───── Records for the exercise ─────

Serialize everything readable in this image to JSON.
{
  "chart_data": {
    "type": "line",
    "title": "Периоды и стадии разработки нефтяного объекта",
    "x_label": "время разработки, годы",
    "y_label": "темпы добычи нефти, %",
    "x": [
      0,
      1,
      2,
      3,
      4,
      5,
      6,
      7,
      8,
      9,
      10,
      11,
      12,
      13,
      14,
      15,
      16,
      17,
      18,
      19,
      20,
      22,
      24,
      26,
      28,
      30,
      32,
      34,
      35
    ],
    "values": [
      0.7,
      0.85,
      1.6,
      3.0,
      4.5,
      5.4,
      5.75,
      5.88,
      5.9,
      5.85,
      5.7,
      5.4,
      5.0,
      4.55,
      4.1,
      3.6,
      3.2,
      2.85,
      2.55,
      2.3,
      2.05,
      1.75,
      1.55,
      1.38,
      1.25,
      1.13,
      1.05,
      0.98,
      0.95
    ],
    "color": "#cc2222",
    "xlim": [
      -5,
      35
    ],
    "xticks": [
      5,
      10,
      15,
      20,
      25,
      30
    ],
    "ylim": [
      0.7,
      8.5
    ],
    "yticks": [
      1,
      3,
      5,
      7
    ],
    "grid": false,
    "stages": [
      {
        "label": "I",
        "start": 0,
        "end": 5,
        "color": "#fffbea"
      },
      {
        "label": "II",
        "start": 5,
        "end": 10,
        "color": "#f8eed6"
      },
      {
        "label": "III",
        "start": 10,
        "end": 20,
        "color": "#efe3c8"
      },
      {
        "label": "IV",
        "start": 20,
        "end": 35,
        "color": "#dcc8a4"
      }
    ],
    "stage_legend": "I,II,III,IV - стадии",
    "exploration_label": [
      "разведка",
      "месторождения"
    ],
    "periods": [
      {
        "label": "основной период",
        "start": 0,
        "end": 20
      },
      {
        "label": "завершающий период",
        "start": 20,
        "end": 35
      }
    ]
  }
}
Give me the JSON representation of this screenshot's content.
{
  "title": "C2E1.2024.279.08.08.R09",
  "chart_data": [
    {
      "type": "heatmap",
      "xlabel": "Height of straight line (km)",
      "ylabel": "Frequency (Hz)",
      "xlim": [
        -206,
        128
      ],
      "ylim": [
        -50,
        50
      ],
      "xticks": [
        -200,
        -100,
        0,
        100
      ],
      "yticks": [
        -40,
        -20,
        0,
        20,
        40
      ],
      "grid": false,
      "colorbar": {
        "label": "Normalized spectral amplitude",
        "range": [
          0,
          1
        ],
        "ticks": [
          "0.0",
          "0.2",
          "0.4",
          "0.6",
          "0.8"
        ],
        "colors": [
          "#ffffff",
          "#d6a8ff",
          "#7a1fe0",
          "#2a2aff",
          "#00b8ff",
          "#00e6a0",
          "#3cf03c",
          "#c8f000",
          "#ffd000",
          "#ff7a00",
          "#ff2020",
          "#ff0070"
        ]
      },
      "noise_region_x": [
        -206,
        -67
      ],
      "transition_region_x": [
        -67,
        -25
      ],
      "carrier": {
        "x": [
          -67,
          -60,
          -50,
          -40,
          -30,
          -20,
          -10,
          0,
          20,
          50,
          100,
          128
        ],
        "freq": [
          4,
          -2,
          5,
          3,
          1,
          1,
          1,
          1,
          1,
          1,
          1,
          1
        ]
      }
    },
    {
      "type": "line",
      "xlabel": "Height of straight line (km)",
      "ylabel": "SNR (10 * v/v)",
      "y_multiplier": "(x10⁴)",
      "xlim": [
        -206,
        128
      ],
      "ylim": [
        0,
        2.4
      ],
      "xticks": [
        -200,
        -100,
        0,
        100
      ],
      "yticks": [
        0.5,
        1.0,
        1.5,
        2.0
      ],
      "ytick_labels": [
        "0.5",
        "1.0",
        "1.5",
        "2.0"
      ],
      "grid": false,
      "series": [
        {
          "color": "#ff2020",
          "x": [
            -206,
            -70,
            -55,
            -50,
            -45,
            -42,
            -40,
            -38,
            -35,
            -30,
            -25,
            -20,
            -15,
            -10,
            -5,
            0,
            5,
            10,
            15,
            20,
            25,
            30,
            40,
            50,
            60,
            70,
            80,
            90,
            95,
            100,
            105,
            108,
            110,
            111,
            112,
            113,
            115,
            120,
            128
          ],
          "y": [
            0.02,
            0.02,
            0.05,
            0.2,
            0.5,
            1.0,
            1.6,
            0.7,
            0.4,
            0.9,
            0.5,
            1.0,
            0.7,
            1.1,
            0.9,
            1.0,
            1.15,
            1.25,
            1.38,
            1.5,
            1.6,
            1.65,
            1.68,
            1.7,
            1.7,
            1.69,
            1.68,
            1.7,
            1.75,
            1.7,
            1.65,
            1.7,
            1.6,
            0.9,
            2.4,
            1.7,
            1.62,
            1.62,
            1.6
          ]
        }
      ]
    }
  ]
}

─────

Given task —
Print the listing above in its entirety, with every line exact.

Answer to this exercise —
Serialize everything readable in this image to JSON.
{
  "chart_data": {
    "type": "line",
    "title": "Периоды и стадии разработки нефтяного объекта",
    "x_label": "время разработки, годы",
    "y_label": "темпы добычи нефти, %",
    "x": [
      0,
      1,
      2,
      3,
      4,
      5,
      6,
      7,
      8,
      9,
      10,
      11,
      12,
      13,
      14,
      15,
      16,
      17,
      18,
      19,
      20,
      22,
      24,
      26,
      28,
      30,
      32,
      34,
      35
    ],
    "values": [
      0.7,
      0.85,
      1.6,
      3.0,
      4.5,
      5.4,
      5.75,
      5.88,
      5.9,
      5.85,
      5.7,
      5.4,
      5.0,
      4.55,
      4.1,
      3.6,
      3.2,
      2.85,
      2.55,
      2.3,
      2.05,
      1.75,
      1.55,
      1.38,
      1.25,
      1.13,
      1.05,
      0.98,
      0.95
    ],
    "color": "#cc2222",
    "xlim": [
      -5,
      35
    ],
    "xticks": [
      5,
      10,
      15,
      20,
      25,
      30
    ],
    "ylim": [
      0.7,
      8.5
    ],
    "yticks": [
      1,
      3,
      5,
      7
    ],
    "grid": false,
    "stages": [
      {
        "label": "I",
        "start": 0,
        "end": 5,
        "color": "#fffbea"
      },
      {
        "label": "II",
        "start": 5,
        "end": 10,
        "color": "#f8eed6"
      },
      {
        "label": "III",
        "start": 10,
        "end": 20,
        "color": "#efe3c8"
      },
      {
        "label": "IV",
        "start": 20,
        "end": 35,
        "color": "#dcc8a4"
      }
    ],
    "stage_legend": "I,II,III,IV - стадии",
    "exploration_label": [
      "разведка",
      "месторождения"
    ],
    "periods": [
      {
        "label": "основной период",
        "start": 0,
        "end": 20
      },
      {
        "label": "завершающий период",
        "start": 20,
        "end": 35
      }
    ]
  }
}
Give me the JSON representation of this screenshot's content.
{
  "title": "C2E1.2024.279.08.08.R09",
  "chart_data": [
    {
      "type": "heatmap",
      "xlabel": "Height of straight line (km)",
      "ylabel": "Frequency (Hz)",
      "xlim": [
        -206,
        128
      ],
      "ylim": [
        -50,
        50
      ],
      "xticks": [
        -200,
        -100,
        0,
        100
      ],
      "yticks": [
        -40,
        -20,
        0,
        20,
        40
      ],
      "grid": false,
      "colorbar": {
        "label": "Normalized spectral amplitude",
        "range": [
          0,
          1
        ],
        "ticks": [
          "0.0",
          "0.2",
          "0.4",
          "0.6",
          "0.8"
        ],
        "colors": [
          "#ffffff",
          "#d6a8ff",
          "#7a1fe0",
          "#2a2aff",
          "#00b8ff",
          "#00e6a0",
          "#3cf03c",
          "#c8f000",
          "#ffd000",
          "#ff7a00",
          "#ff2020",
          "#ff0070"
        ]
      },
      "noise_region_x": [
        -206,
        -67
      ],
      "transition_region_x": [
        -67,
        -25
      ],
      "carrier": {
        "x": [
          -67,
          -60,
          -50,
          -40,
          -30,
          -20,
          -10,
          0,
          20,
          50,
          100,
          128
        ],
        "freq": [
          4,
          -2,
          5,
          3,
          1,
          1,
          1,
          1,
          1,
          1,
          1,
          1
        ]
      }
    },
    {
      "type": "line",
      "xlabel": "Height of straight line (km)",
      "ylabel": "SNR (10 * v/v)",
      "y_multiplier": "(x10⁴)",
      "xlim": [
        -206,
        128
      ],
      "ylim": [
        0,
        2.4
      ],
      "xticks": [
        -200,
        -100,
        0,
        100
      ],
      "yticks": [
        0.5,
        1.0,
        1.5,
        2.0
      ],
      "ytick_labels": [
        "0.5",
        "1.0",
        "1.5",
        "2.0"
      ],
      "grid": false,
      "series": [
        {
          "color": "#ff2020",
          "x": [
            -206,
            -70,
            -55,
            -50,
            -45,
            -42,
            -40,
            -38,
            -35,
            -30,
            -25,
            -20,
            -15,
            -10,
            -5,
            0,
            5,
            10,
            15,
            20,
            25,
            30,
            40,
            50,
            60,
            70,
            80,
            90,
            95,
            100,
            105,
            108,
            110,
            111,
            112,
            113,
            115,
            120,
            128
          ],
          "y": [
            0.02,
            0.02,
            0.05,
            0.2,
            0.5,
            1.0,
            1.6,
            0.7,
            0.4,
            0.9,
            0.5,
            1.0,
            0.7,
            1.1,
            0.9,
            1.0,
            1.15,
            1.25,
            1.38,
            1.5,
            1.6,
            1.65,
            1.68,
            1.7,
            1.7,
            1.69,
            1.68,
            1.7,
            1.75,
            1.7,
            1.65,
            1.7,
            1.6,
            0.9,
            2.4,
            1.7,
            1.62,
            1.62,
            1.6
          ]
        }
      ]
    }
  ]
}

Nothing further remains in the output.